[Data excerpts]
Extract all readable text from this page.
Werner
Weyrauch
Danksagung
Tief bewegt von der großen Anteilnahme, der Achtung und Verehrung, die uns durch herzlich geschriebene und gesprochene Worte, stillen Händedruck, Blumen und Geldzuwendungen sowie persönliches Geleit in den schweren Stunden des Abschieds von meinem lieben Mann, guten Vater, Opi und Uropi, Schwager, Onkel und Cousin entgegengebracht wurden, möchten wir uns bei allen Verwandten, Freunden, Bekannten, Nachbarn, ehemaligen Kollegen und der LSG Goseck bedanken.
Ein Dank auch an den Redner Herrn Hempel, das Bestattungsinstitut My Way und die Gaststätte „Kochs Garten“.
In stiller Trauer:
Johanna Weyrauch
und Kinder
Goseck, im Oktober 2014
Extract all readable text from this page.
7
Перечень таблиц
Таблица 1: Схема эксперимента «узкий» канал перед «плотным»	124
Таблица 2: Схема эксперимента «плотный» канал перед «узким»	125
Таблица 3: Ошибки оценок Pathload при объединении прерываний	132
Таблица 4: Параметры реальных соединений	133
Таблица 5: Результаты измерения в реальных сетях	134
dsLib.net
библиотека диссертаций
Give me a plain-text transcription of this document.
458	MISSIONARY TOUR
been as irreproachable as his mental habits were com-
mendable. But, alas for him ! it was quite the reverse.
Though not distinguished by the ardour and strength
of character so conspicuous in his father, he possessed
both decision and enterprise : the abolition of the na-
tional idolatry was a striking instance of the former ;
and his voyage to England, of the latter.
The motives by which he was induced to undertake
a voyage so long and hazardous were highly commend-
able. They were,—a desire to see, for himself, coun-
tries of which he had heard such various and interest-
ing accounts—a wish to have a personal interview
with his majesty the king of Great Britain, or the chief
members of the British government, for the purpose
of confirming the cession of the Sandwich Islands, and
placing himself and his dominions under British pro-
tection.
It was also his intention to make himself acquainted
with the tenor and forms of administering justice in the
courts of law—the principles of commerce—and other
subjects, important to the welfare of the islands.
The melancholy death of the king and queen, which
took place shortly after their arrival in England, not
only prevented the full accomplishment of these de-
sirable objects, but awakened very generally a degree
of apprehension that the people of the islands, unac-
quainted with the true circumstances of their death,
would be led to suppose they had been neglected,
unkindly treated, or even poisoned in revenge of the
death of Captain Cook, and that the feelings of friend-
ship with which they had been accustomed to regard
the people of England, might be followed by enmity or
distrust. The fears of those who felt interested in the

* **TO DO**:
Gather all lines from the records above in which "Схема" appears.

* **RESPONSE TO THIS EXERCISE**:
Таблица 1: Схема эксперимента «узкий» канал перед «плотным»	124
Таблица 2: Схема эксперимента «плотный» канал перед «узким»	125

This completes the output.